▶ **The input**:
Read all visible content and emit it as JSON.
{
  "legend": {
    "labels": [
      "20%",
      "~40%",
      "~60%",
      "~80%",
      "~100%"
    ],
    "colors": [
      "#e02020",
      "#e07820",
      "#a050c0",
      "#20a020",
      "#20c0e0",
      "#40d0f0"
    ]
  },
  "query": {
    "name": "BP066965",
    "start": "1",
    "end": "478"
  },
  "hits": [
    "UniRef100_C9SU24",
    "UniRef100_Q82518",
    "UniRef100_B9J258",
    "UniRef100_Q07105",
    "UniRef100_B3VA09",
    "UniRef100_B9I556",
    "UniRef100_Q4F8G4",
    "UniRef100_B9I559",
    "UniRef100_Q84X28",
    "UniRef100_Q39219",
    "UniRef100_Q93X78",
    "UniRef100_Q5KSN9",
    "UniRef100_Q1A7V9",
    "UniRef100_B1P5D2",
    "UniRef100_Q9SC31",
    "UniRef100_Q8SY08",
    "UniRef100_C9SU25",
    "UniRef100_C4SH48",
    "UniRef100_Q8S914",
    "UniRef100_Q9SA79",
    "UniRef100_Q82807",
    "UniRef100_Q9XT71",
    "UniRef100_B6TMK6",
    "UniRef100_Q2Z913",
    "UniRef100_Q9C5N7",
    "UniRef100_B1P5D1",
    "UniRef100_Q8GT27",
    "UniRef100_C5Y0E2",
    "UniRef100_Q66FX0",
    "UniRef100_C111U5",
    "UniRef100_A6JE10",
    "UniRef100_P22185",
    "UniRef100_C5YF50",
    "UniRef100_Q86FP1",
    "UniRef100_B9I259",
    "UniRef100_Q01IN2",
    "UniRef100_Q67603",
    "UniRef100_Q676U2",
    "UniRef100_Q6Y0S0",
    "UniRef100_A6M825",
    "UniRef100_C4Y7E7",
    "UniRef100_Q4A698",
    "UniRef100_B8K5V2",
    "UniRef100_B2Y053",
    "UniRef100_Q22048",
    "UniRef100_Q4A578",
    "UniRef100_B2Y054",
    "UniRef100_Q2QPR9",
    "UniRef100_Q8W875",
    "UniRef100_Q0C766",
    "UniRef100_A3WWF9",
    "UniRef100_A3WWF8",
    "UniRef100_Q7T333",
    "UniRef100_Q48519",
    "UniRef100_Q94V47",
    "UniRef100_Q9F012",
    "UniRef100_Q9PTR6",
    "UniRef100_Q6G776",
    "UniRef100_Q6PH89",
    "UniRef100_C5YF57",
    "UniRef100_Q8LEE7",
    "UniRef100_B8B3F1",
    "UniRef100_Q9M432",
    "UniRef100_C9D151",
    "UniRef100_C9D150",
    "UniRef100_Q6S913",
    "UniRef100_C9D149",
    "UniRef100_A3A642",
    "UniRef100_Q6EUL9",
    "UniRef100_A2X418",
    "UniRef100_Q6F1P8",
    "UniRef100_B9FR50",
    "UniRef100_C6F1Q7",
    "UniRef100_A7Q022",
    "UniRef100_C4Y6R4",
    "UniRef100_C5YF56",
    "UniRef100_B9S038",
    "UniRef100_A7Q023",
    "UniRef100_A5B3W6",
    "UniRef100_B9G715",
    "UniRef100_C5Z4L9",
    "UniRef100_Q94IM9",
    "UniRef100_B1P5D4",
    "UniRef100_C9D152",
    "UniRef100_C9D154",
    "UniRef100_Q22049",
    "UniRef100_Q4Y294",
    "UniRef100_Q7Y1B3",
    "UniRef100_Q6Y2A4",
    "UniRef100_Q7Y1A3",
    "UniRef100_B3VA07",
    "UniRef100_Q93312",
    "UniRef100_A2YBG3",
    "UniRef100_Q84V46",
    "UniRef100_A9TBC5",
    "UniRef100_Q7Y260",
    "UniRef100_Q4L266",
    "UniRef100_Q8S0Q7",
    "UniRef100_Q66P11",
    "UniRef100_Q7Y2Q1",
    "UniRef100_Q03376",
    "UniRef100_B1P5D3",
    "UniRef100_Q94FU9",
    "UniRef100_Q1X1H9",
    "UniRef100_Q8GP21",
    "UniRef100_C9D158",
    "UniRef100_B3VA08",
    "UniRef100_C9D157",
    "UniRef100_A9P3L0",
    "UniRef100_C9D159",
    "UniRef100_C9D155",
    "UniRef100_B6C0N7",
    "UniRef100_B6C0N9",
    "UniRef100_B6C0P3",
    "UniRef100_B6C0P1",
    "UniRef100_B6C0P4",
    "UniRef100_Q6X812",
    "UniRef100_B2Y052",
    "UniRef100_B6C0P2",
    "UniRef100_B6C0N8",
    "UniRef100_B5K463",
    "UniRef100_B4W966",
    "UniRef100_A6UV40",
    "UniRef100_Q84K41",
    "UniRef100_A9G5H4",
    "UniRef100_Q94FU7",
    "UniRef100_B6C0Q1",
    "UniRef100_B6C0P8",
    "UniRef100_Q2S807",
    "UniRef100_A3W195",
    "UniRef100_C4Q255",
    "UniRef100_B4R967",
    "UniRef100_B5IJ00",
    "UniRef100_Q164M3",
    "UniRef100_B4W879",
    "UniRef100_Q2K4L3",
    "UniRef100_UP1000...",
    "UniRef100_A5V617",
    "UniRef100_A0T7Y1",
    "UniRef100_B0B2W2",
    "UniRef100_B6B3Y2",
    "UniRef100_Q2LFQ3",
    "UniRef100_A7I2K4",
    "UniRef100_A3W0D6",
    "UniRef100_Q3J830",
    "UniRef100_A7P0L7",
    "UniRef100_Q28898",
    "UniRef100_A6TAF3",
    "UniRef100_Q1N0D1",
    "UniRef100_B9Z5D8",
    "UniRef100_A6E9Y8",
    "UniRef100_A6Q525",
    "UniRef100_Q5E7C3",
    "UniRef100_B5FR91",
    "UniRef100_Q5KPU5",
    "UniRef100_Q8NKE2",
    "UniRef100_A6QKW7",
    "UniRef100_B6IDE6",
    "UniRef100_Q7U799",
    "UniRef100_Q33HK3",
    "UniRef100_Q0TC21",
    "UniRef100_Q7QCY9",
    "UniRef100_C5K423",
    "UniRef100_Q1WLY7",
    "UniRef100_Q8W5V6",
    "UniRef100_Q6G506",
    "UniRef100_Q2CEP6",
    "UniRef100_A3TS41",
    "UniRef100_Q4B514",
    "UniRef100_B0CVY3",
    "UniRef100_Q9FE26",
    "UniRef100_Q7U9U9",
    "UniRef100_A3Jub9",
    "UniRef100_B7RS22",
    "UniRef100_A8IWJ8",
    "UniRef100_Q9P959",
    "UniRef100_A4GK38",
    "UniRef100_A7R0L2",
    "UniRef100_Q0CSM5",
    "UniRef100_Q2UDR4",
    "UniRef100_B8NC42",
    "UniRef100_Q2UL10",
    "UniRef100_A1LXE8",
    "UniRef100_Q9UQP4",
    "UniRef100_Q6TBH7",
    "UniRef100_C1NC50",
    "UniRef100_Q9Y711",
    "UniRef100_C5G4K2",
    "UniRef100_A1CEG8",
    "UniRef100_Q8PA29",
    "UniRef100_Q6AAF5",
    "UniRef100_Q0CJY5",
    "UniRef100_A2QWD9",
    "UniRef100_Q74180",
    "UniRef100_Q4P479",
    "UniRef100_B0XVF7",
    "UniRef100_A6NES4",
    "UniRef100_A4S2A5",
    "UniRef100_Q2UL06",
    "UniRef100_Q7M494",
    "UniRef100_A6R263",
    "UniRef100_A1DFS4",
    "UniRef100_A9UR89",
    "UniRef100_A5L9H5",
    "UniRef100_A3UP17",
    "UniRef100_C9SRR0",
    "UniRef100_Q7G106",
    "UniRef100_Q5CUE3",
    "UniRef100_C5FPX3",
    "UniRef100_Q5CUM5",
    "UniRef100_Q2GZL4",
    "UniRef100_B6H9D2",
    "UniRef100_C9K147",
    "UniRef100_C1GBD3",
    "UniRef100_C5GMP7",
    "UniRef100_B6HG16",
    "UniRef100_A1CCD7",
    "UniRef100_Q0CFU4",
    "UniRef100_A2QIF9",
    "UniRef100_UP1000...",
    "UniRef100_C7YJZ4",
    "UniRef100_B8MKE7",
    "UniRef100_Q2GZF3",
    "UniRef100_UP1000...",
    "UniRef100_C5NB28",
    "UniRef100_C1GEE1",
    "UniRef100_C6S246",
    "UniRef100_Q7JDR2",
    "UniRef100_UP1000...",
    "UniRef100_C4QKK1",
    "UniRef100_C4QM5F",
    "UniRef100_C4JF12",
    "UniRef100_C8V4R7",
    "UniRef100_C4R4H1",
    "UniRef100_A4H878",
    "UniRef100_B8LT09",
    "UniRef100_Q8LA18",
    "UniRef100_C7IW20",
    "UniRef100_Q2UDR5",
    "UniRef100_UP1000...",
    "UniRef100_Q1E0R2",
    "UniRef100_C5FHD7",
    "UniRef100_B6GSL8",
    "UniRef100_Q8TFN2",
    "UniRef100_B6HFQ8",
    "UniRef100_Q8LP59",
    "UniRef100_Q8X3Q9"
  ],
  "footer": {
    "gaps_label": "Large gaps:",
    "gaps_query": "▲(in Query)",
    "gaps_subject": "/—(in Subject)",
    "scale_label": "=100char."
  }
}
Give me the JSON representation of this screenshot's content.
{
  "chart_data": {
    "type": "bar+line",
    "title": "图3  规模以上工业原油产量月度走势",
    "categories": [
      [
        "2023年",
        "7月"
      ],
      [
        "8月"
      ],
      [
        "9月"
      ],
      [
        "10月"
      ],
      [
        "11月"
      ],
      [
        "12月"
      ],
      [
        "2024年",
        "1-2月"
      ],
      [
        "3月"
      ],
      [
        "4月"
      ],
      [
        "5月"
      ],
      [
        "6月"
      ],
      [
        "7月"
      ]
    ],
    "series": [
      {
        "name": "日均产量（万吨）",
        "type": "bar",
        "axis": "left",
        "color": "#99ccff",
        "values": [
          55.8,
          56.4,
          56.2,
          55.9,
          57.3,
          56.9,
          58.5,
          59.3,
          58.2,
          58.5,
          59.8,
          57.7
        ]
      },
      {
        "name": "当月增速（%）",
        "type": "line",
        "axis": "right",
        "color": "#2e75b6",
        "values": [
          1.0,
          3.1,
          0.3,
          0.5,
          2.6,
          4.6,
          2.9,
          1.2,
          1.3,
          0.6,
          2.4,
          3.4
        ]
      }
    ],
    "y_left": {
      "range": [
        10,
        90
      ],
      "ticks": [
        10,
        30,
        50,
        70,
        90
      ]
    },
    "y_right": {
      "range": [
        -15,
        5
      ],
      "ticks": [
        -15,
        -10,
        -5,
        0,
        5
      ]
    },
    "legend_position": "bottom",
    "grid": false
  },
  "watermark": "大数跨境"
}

▶ **Aim**: List the lines of the material in which the word "JSON" occurs.

▶ **Right answer**:
Read all visible content and emit it as JSON.
Give me the JSON representation of this screenshot's content.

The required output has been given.